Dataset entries

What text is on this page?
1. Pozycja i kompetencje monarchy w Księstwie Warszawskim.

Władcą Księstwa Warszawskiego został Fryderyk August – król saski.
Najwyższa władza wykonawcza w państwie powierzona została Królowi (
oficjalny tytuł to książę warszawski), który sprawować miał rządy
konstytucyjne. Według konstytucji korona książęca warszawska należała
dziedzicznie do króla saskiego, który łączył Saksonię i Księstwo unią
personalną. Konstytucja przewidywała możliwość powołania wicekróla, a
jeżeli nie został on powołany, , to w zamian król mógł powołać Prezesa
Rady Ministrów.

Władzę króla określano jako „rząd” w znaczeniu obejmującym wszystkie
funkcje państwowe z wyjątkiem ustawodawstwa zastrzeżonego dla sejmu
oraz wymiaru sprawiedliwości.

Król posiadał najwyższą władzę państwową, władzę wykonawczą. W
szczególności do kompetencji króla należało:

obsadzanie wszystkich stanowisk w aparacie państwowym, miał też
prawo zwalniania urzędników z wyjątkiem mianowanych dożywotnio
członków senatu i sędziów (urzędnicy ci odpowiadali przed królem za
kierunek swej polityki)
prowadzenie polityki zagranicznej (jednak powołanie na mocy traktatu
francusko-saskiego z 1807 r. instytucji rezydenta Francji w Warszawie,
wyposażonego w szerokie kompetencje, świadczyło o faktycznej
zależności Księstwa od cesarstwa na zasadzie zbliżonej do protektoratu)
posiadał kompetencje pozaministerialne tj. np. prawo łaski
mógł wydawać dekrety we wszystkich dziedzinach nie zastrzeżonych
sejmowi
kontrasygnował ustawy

[WHAT YOU WILL DO] Your task is to output all of the data above word for word.

[WRITTEN SOLUTION]
What text is on this page?
1. Pozycja i kompetencje monarchy w Księstwie Warszawskim.

Władcą Księstwa Warszawskiego został Fryderyk August – król saski.
Najwyższa władza wykonawcza w państwie powierzona została Królowi (
oficjalny tytuł to książę warszawski), który sprawować miał rządy
konstytucyjne. Według konstytucji korona książęca warszawska należała
dziedzicznie do króla saskiego, który łączył Saksonię i Księstwo unią
personalną. Konstytucja przewidywała możliwość powołania wicekróla, a
jeżeli nie został on powołany, , to w zamian król mógł powołać Prezesa
Rady Ministrów.

Władzę króla określano jako „rząd” w znaczeniu obejmującym wszystkie
funkcje państwowe z wyjątkiem ustawodawstwa zastrzeżonego dla sejmu
oraz wymiaru sprawiedliwości.

Król posiadał najwyższą władzę państwową, władzę wykonawczą. W
szczególności do kompetencji króla należało:

obsadzanie wszystkich stanowisk w aparacie państwowym, miał też
prawo zwalniania urzędników z wyjątkiem mianowanych dożywotnio
członków senatu i sędziów (urzędnicy ci odpowiadali przed królem za
kierunek swej polityki)
prowadzenie polityki zagranicznej (jednak powołanie na mocy traktatu
francusko-saskiego z 1807 r. instytucji rezydenta Francji w Warszawie,
wyposażonego w szerokie kompetencje, świadczyło o faktycznej
zależności Księstwa od cesarstwa na zasadzie zbliżonej do protektoratu)
posiadał kompetencje pozaministerialne tj. np. prawo łaski
mógł wydawać dekrety we wszystkich dziedzinach nie zastrzeżonych
sejmowi
kontrasygnował ustawy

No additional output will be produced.